* Request
Transcribe the material exactly. Images do not belong in the copy.

* Source data
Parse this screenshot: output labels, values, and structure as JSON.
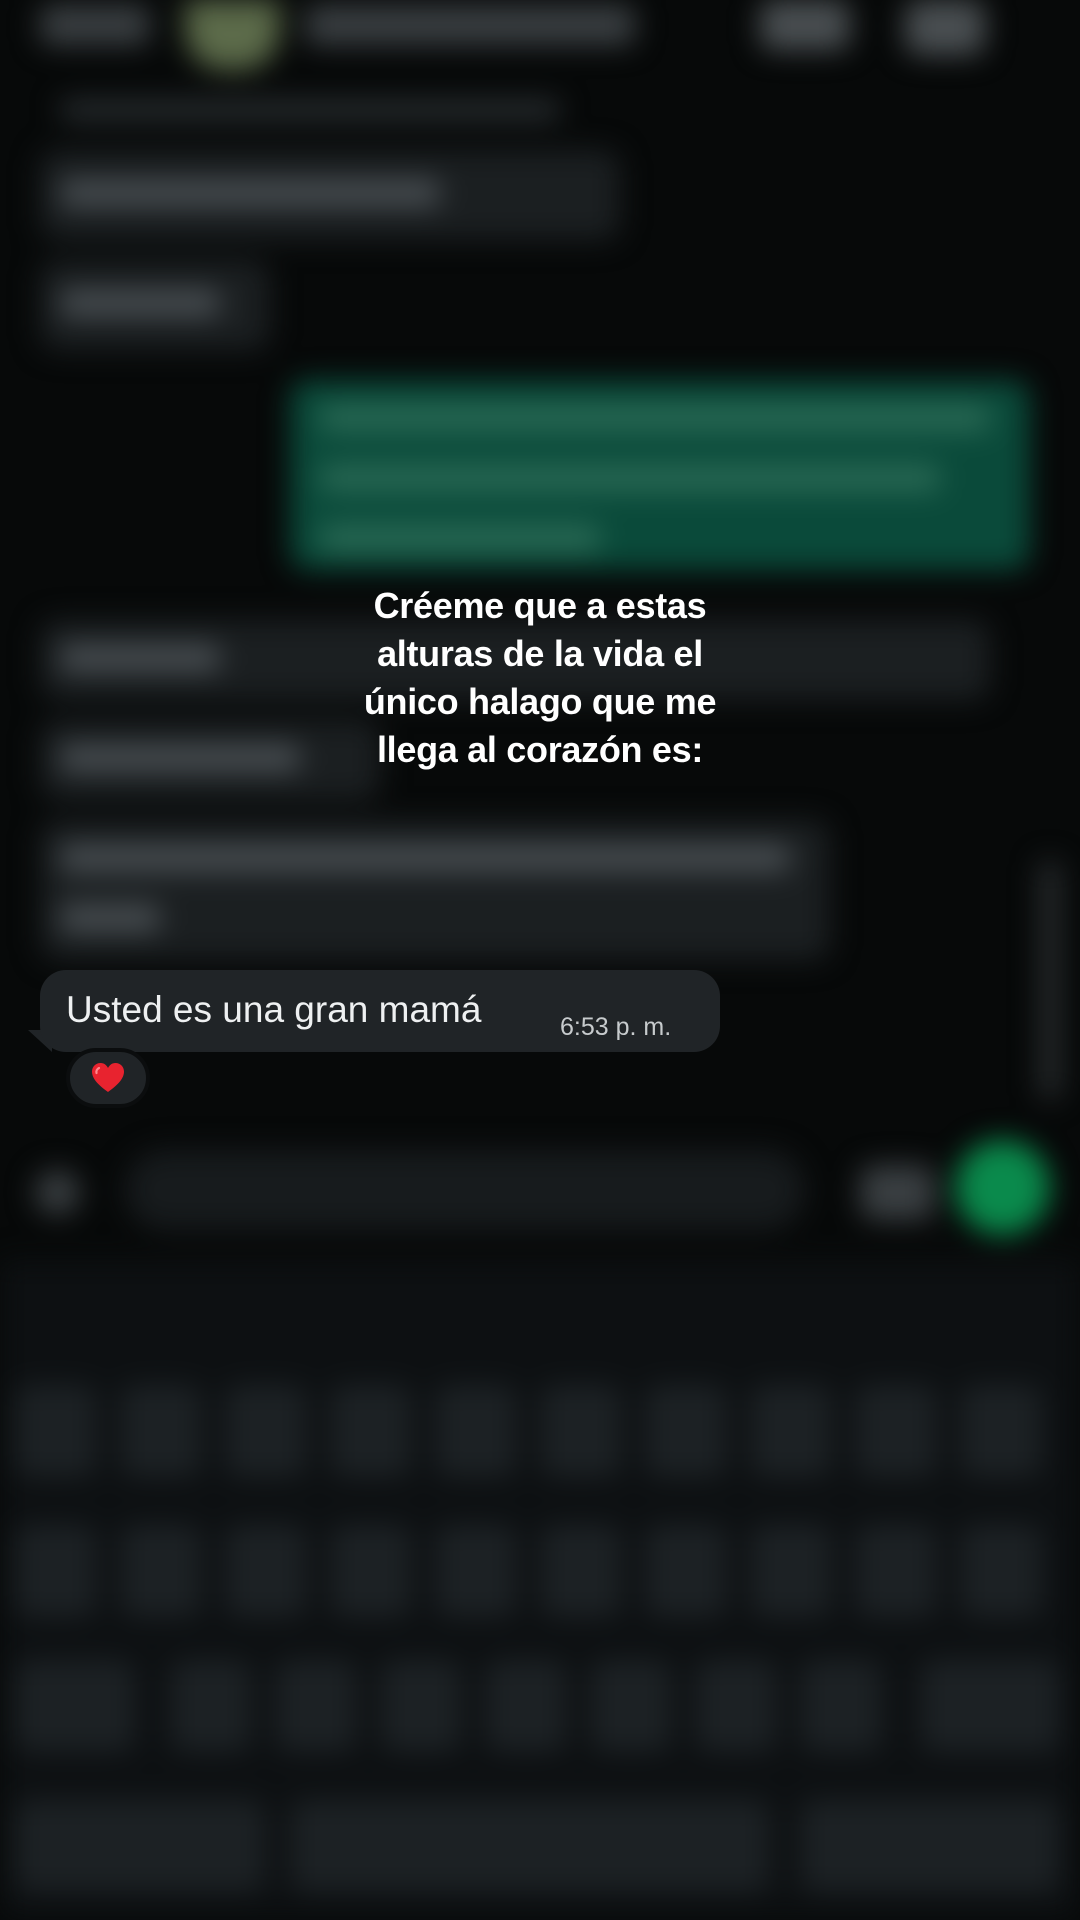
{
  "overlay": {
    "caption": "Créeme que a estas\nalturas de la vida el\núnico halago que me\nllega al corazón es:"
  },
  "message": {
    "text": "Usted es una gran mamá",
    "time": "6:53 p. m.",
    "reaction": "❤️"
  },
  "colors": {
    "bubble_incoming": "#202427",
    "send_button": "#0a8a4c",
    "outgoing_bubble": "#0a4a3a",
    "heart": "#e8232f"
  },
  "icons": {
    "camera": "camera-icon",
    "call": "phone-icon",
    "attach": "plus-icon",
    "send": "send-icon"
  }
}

* Complete output
Parse this screenshot: output labels, values, and structure as JSON.
{
  "overlay": {
    "caption": "Créeme que a estas\nalturas de la vida el\núnico halago que me\nllega al corazón es:"
  },
  "message": {
    "text": "Usted es una gran mamá",
    "time": "6:53 p. m.",
    "reaction": "❤️"
  },
  "colors": {
    "bubble_incoming": "#202427",
    "send_button": "#0a8a4c",
    "outgoing_bubble": "#0a4a3a",
    "heart": "#e8232f"
  },
  "icons": {
    "camera": "camera-icon",
    "call": "phone-icon",
    "attach": "plus-icon",
    "send": "send-icon"
  }
}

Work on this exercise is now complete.